*The exercise*.
Images must not appear in your copy; reproduce every other part of the records exactly.

>> BEGIN Material supplied

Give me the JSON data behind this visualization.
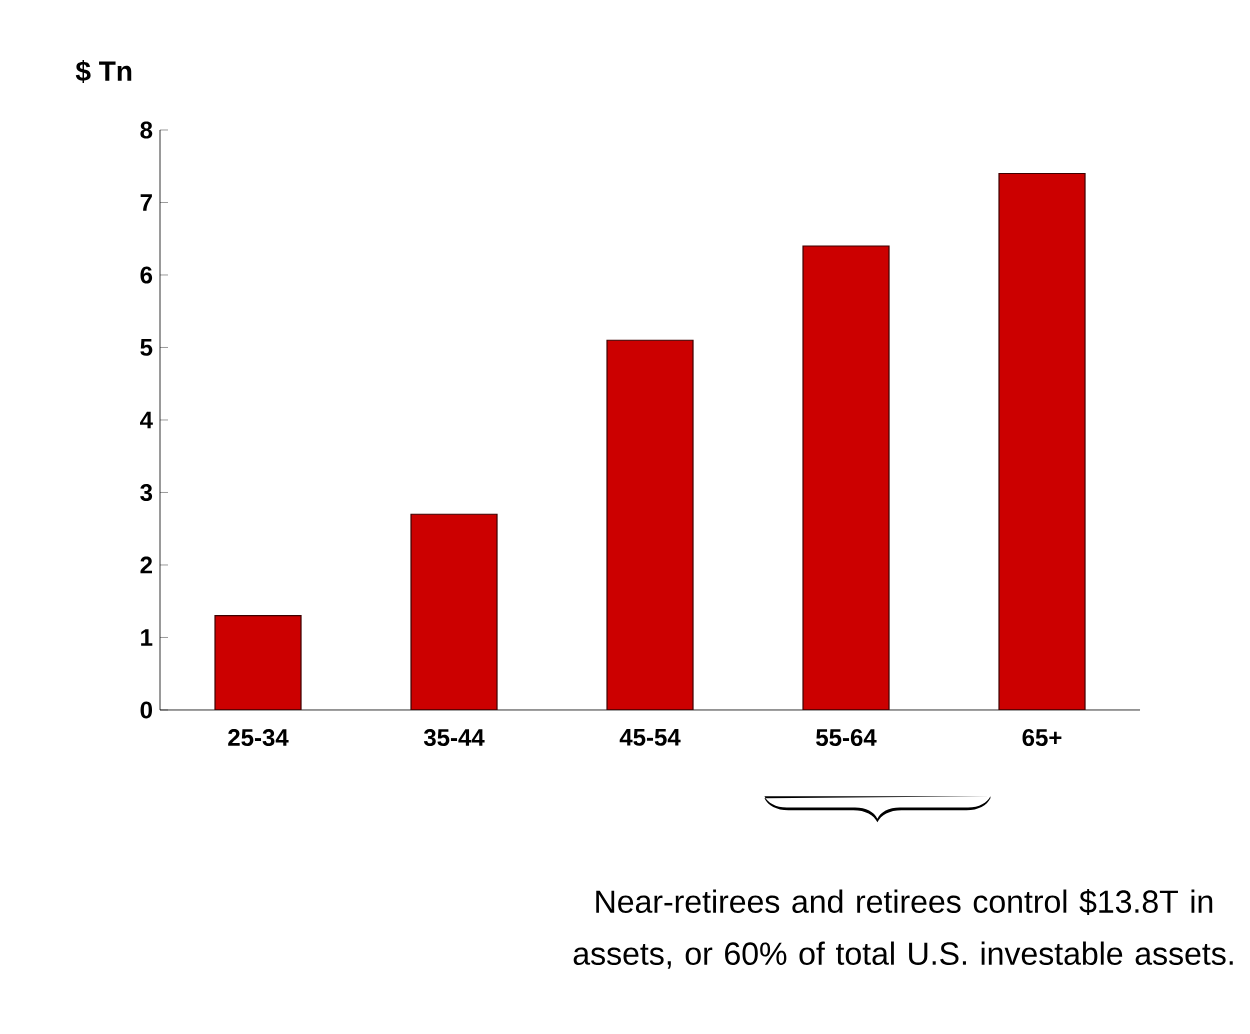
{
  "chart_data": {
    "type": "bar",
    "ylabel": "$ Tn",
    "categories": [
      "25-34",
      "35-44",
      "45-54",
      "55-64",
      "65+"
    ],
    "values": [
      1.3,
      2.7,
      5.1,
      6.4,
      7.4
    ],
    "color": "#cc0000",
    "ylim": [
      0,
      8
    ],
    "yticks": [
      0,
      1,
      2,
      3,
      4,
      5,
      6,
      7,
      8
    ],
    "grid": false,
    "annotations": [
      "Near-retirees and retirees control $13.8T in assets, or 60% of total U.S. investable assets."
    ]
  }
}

>> END Material supplied

*The output*.
Give me the JSON data behind this visualization.
{
  "chart_data": {
    "type": "bar",
    "ylabel": "$ Tn",
    "categories": [
      "25-34",
      "35-44",
      "45-54",
      "55-64",
      "65+"
    ],
    "values": [
      1.3,
      2.7,
      5.1,
      6.4,
      7.4
    ],
    "color": "#cc0000",
    "ylim": [
      0,
      8
    ],
    "yticks": [
      0,
      1,
      2,
      3,
      4,
      5,
      6,
      7,
      8
    ],
    "grid": false,
    "annotations": [
      "Near-retirees and retirees control $13.8T in assets, or 60% of total U.S. investable assets."
    ]
  }
}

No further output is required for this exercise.